Each line holding the word "Registry" counts once; give the total and nothing more.

* **DATASET ENTRIES**
|---|
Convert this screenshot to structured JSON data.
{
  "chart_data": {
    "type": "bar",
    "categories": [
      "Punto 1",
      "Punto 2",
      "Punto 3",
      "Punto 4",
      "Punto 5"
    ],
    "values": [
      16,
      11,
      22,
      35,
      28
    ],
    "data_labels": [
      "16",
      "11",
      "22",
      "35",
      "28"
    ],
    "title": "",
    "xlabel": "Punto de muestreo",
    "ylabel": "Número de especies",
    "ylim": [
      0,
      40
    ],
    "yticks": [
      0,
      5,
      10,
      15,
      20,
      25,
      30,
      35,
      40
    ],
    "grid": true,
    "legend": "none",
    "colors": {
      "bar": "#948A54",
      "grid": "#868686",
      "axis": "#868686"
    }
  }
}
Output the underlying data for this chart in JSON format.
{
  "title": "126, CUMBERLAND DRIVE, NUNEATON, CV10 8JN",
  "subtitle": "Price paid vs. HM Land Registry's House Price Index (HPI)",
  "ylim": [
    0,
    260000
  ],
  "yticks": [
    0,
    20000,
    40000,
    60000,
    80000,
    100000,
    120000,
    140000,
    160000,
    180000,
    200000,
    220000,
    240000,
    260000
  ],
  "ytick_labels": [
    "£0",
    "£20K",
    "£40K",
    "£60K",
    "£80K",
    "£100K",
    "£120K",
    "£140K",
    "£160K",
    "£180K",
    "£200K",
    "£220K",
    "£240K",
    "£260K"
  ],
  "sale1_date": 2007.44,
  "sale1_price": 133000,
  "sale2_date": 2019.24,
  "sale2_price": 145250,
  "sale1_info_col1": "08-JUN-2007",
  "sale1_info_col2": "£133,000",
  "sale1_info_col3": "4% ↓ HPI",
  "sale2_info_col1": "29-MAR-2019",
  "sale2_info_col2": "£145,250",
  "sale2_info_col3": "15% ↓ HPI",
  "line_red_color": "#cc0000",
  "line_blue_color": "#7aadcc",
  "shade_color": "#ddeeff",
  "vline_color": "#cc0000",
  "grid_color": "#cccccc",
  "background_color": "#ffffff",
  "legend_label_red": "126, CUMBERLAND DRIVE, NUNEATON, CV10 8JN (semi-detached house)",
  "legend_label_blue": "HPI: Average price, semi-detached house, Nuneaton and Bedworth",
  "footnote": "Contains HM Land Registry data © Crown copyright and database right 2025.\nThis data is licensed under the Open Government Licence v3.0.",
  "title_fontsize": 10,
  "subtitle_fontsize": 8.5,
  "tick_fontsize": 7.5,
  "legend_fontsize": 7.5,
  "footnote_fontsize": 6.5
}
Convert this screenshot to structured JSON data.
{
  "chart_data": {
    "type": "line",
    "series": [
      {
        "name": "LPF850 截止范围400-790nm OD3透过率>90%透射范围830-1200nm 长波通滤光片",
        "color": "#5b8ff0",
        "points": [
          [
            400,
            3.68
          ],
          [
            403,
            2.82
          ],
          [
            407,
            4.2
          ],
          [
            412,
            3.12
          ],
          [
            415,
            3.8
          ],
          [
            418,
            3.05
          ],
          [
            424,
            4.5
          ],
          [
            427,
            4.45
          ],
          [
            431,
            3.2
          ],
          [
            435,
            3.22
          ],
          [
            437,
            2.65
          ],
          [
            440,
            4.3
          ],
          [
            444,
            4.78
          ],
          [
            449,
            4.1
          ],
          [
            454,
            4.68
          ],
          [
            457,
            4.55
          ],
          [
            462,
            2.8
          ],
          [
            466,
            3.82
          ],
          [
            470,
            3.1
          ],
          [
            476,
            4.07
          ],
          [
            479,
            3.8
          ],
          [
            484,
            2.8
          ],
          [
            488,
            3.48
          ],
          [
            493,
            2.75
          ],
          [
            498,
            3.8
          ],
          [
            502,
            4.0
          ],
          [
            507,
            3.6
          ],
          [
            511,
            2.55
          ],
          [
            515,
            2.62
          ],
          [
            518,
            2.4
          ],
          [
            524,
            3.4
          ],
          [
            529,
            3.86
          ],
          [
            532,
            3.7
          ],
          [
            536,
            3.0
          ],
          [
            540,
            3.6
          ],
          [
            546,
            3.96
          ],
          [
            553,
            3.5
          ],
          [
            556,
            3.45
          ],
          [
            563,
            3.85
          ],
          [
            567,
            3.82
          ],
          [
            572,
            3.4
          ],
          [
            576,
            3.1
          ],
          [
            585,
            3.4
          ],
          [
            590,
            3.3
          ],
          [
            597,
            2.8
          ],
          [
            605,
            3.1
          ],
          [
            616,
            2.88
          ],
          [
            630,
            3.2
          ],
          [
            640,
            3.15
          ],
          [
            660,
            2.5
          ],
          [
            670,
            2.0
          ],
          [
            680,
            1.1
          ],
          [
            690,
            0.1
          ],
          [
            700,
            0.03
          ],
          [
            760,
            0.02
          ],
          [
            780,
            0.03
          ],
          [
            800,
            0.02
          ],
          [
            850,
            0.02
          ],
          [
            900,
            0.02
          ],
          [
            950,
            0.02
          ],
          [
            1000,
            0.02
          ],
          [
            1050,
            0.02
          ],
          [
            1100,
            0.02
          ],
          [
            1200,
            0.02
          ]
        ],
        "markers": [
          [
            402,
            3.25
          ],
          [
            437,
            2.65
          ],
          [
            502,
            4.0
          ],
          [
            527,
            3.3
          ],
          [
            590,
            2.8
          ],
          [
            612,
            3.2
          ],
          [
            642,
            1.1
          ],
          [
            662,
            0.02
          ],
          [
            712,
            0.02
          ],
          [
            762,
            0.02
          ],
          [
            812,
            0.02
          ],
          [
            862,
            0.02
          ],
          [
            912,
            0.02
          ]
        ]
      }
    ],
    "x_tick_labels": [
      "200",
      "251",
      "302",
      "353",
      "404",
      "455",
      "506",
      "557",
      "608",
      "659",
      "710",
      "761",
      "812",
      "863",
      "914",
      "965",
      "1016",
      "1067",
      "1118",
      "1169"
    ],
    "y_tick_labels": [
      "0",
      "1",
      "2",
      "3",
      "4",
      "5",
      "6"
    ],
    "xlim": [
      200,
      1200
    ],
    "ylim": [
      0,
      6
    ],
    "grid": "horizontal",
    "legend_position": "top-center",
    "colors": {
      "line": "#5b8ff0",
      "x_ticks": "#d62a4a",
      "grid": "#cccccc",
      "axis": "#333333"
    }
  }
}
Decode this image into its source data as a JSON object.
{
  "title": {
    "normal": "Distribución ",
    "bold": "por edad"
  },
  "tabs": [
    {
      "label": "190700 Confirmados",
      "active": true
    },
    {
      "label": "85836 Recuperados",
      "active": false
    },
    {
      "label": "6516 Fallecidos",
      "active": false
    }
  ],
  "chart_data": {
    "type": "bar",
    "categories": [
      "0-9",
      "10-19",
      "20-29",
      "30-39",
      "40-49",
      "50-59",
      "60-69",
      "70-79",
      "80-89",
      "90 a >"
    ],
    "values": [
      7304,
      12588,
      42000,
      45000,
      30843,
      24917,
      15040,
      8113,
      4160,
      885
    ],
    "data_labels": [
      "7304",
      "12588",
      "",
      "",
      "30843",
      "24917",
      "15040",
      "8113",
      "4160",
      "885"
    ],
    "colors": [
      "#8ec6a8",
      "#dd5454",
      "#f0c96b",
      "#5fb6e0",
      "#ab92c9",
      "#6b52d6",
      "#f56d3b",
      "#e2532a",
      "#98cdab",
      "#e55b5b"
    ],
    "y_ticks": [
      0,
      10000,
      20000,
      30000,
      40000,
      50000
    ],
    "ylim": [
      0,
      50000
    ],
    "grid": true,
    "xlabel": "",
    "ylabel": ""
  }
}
|---|
* **EXPECTED ANSWER**
2